---------- EXERCISE INPUTS
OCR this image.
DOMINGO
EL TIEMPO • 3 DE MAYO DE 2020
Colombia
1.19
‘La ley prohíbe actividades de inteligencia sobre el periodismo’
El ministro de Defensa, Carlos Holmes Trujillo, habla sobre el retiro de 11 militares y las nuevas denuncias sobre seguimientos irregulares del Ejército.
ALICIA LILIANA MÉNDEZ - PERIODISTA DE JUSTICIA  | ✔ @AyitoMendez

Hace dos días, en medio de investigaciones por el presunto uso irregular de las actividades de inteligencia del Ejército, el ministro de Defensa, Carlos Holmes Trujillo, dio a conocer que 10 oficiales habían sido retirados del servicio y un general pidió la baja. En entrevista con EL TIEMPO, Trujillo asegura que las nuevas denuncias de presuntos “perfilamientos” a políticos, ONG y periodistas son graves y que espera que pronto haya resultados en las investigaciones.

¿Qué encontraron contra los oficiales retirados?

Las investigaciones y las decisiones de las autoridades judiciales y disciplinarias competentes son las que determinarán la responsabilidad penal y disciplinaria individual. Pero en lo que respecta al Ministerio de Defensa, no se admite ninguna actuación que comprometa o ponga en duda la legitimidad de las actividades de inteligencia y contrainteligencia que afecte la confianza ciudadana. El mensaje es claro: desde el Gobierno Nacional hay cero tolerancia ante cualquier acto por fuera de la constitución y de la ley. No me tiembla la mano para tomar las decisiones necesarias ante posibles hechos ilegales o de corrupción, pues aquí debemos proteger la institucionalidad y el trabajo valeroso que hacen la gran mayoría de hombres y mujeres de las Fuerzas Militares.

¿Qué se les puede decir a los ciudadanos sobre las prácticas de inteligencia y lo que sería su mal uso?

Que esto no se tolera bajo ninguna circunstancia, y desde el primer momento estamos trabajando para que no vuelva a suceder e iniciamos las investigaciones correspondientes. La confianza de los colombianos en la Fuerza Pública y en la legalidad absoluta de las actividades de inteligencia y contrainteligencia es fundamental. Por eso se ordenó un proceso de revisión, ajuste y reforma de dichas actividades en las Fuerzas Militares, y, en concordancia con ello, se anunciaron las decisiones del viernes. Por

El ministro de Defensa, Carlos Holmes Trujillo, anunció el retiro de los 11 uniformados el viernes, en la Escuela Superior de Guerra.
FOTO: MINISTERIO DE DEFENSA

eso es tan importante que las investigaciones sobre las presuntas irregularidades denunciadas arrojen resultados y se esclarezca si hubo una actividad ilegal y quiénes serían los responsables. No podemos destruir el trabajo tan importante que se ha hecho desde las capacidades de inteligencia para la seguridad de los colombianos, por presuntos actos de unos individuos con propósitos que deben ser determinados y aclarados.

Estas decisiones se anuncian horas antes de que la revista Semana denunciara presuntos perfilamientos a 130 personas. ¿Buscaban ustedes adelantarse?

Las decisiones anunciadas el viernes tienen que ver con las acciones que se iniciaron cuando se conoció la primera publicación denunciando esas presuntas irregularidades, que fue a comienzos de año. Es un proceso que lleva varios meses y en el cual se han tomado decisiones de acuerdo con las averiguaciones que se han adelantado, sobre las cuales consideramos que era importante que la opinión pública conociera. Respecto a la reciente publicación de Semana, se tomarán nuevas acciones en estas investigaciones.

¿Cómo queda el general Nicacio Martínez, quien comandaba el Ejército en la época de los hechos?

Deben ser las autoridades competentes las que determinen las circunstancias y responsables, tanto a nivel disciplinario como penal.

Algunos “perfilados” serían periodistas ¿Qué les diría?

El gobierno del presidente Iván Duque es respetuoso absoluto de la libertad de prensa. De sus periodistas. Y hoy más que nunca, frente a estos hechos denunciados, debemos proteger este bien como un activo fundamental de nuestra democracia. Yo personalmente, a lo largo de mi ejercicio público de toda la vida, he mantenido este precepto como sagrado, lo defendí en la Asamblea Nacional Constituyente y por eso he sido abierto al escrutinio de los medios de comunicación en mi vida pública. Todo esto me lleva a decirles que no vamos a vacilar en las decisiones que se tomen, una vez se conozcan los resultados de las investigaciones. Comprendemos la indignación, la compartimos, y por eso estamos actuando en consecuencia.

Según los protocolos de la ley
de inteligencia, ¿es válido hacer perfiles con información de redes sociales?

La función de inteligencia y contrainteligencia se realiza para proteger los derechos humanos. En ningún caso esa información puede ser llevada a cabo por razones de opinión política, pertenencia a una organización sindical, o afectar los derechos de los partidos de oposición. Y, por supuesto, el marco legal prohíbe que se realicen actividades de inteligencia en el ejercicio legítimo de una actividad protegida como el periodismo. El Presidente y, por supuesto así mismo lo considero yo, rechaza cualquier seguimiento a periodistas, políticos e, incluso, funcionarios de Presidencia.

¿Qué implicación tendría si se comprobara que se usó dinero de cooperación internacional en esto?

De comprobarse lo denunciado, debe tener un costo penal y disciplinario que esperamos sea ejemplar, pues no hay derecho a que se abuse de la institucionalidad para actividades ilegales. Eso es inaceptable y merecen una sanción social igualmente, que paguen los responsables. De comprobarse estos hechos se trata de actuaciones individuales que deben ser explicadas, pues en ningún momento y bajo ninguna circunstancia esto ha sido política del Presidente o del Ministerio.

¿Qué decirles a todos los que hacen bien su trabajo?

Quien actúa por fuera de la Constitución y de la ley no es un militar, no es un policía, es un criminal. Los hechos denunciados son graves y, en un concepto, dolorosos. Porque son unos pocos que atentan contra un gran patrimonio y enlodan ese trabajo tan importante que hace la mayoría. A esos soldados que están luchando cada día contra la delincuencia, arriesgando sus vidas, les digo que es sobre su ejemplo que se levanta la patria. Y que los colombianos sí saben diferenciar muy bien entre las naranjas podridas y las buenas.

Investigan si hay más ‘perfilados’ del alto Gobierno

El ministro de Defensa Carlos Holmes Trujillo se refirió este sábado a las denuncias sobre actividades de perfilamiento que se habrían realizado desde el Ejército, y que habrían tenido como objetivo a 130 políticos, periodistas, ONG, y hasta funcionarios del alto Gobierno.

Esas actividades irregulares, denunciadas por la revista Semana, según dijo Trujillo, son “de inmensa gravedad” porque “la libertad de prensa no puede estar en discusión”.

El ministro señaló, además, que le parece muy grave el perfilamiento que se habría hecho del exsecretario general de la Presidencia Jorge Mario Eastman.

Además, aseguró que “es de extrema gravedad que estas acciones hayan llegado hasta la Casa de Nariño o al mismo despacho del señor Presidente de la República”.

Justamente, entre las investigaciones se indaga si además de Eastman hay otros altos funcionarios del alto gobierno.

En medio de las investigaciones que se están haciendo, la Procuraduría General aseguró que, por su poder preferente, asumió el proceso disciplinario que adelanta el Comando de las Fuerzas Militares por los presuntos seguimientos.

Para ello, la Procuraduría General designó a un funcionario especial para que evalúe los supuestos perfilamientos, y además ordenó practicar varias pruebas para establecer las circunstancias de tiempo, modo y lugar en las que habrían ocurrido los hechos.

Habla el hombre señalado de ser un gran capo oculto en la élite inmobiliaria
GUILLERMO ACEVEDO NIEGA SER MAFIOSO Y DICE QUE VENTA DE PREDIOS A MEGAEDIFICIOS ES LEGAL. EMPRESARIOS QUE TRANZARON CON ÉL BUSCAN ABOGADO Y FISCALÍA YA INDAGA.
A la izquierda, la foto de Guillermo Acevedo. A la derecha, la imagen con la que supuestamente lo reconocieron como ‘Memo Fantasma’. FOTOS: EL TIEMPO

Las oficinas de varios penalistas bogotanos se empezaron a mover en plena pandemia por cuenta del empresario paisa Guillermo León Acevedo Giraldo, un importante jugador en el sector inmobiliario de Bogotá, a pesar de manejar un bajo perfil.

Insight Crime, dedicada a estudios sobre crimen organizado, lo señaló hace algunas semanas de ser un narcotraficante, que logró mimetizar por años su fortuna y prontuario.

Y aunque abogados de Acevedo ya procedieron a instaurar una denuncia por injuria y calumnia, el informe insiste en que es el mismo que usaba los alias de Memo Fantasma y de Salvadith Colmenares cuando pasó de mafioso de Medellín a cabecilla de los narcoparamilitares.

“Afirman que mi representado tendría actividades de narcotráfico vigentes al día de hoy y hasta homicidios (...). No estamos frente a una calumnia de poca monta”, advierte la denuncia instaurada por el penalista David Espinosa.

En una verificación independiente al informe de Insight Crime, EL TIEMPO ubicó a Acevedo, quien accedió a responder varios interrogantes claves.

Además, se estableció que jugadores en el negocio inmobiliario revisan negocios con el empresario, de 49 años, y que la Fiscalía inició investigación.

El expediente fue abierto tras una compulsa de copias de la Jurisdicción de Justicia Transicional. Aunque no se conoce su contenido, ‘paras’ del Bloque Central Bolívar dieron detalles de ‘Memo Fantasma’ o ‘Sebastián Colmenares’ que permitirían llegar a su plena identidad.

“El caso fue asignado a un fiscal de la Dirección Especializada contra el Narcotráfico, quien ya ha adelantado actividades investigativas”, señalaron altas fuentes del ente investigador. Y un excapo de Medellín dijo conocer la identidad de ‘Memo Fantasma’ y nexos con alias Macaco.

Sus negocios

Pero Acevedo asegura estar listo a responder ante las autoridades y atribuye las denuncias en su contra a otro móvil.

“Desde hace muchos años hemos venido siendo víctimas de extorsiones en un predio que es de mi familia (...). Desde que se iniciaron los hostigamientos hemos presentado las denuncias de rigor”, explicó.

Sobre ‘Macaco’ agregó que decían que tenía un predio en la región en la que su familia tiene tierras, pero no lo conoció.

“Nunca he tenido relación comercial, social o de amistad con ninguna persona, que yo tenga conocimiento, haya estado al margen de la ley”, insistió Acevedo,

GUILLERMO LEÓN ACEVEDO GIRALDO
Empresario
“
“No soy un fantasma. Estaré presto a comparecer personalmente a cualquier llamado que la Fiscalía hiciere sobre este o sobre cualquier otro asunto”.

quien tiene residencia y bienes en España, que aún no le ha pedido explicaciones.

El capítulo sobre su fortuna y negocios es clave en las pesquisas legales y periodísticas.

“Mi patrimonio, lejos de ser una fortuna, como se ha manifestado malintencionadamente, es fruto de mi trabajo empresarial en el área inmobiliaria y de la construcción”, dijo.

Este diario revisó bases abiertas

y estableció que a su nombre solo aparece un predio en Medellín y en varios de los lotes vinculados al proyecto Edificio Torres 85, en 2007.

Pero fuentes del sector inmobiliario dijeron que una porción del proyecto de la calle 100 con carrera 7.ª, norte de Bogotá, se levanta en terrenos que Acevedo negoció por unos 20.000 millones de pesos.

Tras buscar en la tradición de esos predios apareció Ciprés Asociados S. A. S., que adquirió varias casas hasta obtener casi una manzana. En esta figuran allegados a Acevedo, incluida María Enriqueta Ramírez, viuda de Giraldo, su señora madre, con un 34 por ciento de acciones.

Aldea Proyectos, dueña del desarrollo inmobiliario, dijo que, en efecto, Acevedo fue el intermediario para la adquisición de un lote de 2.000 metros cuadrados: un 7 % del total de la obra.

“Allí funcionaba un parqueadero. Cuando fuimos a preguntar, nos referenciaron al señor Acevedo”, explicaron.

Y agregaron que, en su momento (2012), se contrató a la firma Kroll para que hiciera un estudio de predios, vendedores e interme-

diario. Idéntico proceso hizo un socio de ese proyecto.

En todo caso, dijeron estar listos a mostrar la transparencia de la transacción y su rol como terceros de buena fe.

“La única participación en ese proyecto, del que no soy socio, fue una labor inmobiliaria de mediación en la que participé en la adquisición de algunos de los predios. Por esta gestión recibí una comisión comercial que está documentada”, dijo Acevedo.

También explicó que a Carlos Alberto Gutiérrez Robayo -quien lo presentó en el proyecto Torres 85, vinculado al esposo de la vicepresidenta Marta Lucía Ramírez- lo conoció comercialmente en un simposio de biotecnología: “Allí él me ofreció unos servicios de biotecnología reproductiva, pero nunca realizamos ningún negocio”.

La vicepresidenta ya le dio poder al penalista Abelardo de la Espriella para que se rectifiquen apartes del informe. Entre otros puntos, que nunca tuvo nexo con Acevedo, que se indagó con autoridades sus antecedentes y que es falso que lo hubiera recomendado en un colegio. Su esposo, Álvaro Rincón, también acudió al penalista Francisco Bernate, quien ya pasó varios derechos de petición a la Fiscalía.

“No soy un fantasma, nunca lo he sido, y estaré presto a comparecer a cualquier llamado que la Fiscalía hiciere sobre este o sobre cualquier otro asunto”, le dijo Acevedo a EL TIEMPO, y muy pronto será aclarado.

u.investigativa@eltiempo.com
--------------------
**YOUR OBJECTIVE**: Within the listing above, find every line containing the string "adquisición" and return it.

**WRITTEN RESPONSE**:
Aldea Proyectos, dueña del desarrollo inmobiliario, dijo que, en efecto, Acevedo fue el intermediario para la adquisición de un lote de 2.000 metros cuadrados: un 7 % del total de la obra.
“La única participación en ese proyecto, del que no soy socio, fue una labor inmobiliaria de mediación en la que participé en la adquisición de algunos de los predios. Por esta gestión recibí una comisión comercial que está documentada”, dijo Acevedo.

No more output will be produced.